Find each line containing the string "PHONE". Copy it.

** START Supplied material **

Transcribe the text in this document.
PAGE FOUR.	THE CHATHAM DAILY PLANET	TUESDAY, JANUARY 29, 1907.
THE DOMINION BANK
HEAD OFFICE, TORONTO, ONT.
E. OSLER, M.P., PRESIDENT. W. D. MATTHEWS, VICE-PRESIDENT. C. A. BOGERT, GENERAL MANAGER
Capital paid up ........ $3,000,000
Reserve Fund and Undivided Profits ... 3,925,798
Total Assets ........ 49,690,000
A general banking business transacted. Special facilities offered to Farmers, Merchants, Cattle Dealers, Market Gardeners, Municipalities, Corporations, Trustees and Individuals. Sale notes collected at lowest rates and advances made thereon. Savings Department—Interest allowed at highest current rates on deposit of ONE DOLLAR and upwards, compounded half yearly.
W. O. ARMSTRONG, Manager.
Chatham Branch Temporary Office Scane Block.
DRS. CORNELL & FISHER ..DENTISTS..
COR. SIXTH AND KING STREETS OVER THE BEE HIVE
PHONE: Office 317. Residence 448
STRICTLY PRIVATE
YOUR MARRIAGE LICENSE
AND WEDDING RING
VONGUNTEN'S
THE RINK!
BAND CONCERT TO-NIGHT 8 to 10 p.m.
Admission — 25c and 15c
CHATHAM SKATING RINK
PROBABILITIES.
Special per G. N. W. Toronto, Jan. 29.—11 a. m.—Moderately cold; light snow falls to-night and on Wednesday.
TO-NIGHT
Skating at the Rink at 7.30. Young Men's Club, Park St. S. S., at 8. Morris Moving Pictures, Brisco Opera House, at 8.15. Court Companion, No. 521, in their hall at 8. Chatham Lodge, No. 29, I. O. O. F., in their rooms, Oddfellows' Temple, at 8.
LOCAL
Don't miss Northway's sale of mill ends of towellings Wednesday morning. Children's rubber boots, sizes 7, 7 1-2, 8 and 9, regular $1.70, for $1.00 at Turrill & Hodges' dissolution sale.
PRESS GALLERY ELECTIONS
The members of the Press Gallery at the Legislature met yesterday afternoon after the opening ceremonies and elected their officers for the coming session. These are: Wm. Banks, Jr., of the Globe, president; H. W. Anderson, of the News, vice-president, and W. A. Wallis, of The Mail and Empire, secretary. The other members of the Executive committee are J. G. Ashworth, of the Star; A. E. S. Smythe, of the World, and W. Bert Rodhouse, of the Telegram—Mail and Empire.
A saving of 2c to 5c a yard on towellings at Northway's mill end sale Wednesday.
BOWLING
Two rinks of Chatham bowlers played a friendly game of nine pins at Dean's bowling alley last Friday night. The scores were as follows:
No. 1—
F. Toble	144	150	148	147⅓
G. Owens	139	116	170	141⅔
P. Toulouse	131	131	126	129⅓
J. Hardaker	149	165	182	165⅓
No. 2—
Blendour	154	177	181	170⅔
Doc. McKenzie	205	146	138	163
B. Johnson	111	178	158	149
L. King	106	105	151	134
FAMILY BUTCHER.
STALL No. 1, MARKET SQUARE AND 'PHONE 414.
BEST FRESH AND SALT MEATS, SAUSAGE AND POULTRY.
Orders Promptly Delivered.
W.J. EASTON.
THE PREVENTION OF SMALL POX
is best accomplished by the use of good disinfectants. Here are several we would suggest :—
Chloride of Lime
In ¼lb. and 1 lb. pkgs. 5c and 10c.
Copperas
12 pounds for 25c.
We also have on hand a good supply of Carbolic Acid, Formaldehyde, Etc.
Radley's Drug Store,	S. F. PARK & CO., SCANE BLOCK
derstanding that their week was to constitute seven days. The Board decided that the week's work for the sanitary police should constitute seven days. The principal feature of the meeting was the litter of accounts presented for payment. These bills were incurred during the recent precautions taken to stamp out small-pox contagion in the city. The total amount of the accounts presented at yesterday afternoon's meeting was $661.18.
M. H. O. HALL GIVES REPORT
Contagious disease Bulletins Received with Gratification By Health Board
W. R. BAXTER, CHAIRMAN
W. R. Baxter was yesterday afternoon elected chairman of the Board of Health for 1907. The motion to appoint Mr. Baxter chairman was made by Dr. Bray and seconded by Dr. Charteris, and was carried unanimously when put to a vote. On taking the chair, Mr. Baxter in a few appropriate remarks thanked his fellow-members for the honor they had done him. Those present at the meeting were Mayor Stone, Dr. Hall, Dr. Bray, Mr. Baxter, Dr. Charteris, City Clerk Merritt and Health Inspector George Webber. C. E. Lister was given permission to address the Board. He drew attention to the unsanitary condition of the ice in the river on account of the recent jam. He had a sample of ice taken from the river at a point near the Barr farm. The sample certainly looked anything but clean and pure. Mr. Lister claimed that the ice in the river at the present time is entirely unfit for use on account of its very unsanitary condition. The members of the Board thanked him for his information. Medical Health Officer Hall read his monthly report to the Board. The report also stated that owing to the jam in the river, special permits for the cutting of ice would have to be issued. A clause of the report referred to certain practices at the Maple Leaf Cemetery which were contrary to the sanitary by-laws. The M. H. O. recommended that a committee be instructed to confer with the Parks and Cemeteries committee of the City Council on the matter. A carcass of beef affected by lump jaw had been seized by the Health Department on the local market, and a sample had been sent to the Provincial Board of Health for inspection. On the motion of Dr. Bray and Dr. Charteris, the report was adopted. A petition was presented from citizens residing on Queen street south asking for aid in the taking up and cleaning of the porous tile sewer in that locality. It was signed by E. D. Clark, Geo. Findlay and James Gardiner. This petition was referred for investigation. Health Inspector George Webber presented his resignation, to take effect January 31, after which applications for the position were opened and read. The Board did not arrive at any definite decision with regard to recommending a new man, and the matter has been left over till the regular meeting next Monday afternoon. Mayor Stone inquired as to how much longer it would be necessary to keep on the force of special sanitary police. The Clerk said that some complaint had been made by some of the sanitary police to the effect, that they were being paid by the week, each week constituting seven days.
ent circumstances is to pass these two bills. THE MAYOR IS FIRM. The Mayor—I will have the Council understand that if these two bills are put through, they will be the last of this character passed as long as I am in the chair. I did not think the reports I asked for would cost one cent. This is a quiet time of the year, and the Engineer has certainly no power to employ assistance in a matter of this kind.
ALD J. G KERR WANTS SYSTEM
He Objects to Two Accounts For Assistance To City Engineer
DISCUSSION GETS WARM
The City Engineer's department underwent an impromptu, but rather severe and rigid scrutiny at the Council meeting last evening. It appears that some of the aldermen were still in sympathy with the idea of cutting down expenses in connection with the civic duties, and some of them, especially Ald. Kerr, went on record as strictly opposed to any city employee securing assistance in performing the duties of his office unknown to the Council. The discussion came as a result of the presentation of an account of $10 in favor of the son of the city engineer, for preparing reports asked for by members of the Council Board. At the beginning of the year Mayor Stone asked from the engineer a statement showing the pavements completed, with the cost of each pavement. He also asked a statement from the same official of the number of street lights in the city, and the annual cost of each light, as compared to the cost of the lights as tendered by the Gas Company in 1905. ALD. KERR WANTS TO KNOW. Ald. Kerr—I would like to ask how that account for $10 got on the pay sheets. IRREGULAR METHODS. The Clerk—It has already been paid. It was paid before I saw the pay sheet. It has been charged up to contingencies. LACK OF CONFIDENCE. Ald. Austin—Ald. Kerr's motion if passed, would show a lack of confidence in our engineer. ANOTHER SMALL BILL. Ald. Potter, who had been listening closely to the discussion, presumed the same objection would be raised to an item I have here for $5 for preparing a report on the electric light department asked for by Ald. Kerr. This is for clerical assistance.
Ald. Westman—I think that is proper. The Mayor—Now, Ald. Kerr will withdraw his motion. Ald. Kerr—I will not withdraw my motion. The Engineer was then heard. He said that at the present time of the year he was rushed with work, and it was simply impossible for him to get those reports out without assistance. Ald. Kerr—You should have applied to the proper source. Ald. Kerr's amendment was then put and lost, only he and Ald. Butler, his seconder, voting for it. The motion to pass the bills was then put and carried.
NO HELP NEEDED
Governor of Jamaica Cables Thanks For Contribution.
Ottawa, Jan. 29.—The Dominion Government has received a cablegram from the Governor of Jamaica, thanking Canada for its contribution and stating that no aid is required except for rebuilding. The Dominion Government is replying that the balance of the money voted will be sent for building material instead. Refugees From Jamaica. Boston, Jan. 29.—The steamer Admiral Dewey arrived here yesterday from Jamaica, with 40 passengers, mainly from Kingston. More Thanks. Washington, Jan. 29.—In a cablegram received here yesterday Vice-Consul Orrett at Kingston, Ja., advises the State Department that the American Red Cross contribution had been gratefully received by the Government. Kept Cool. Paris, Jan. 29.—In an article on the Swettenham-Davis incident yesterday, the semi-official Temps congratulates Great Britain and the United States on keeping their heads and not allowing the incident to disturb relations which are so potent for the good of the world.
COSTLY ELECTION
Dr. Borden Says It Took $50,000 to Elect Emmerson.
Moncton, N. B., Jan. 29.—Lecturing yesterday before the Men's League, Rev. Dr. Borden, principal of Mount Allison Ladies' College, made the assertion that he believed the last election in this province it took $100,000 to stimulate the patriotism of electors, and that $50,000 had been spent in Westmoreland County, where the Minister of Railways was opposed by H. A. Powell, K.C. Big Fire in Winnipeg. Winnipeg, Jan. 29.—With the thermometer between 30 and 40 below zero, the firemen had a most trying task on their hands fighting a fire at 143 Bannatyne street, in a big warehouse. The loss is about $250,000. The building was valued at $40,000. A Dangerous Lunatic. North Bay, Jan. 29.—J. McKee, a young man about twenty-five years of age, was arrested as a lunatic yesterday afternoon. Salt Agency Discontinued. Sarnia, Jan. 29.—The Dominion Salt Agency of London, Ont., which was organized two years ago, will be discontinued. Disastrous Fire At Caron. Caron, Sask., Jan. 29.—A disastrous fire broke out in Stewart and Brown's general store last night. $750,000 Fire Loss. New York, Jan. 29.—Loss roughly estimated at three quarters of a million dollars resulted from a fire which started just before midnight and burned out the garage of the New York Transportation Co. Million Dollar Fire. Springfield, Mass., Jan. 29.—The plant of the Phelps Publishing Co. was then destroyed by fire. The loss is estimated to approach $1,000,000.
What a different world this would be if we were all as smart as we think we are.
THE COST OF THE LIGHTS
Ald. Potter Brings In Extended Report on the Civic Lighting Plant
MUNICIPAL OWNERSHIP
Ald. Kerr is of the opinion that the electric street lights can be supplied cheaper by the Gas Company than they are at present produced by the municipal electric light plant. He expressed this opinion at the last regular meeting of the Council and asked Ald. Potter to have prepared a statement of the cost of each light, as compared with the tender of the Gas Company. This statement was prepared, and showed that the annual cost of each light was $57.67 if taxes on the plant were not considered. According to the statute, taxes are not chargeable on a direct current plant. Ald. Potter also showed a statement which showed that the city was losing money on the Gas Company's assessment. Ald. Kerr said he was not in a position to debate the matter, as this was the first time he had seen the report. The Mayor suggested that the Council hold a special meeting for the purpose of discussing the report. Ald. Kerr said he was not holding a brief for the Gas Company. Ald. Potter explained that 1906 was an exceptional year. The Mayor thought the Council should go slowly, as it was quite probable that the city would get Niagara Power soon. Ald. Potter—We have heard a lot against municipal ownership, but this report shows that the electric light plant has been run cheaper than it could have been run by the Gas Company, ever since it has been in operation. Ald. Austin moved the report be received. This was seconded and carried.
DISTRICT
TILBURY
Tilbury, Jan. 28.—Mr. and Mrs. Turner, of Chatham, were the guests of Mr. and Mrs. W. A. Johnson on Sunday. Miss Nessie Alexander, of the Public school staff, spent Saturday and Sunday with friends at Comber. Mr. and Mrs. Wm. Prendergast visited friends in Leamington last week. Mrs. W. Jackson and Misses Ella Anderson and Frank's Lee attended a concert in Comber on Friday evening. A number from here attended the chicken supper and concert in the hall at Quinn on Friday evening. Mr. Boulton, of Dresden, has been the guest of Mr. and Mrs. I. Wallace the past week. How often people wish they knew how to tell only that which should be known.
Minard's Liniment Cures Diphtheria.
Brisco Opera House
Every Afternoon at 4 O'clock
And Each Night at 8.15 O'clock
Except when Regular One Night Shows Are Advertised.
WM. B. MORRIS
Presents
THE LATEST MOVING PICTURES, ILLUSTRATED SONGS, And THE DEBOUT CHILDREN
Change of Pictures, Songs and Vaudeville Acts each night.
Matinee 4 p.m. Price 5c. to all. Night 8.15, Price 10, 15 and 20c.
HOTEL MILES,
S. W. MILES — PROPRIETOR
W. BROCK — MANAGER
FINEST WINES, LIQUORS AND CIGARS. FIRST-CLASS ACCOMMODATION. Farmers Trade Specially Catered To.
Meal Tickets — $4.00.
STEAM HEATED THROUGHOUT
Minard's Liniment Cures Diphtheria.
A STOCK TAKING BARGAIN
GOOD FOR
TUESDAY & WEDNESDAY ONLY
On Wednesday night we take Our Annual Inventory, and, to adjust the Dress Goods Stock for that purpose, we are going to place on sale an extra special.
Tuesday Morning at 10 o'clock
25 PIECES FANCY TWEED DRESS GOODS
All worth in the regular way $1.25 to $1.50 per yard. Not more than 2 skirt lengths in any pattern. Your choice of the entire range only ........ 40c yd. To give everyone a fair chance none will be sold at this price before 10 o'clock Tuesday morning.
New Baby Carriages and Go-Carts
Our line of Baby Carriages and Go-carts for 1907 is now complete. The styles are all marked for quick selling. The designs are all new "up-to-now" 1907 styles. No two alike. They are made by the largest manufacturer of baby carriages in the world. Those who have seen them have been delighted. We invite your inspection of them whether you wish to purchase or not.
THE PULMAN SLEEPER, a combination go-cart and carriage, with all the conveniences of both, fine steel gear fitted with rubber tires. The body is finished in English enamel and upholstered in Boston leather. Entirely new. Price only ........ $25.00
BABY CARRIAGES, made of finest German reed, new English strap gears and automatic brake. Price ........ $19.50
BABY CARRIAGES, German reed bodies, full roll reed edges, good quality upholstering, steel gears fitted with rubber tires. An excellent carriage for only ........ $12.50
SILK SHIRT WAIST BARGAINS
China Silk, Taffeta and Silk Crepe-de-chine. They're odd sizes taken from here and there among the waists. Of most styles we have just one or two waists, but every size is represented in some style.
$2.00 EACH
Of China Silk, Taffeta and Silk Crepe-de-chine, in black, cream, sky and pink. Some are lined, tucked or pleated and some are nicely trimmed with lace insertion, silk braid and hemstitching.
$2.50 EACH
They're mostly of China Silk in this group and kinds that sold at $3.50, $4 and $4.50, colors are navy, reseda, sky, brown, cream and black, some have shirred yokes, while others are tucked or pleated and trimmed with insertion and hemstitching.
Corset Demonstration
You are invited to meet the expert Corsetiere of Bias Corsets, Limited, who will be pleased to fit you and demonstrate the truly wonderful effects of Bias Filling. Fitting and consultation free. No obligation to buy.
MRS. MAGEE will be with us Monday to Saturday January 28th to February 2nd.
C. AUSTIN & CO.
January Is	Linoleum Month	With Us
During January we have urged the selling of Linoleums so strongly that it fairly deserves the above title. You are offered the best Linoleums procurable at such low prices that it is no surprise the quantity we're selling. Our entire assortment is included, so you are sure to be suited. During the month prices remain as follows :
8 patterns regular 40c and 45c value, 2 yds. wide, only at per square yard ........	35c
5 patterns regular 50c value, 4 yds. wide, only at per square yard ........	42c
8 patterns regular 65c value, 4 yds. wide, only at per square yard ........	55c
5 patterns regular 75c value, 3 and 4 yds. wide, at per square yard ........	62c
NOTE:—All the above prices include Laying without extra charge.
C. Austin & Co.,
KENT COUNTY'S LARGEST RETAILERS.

** END Supplied material **

* Finished answer:
PHONE: Office 317. Residence 448
STALL No. 1, MARKET SQUARE AND 'PHONE 414.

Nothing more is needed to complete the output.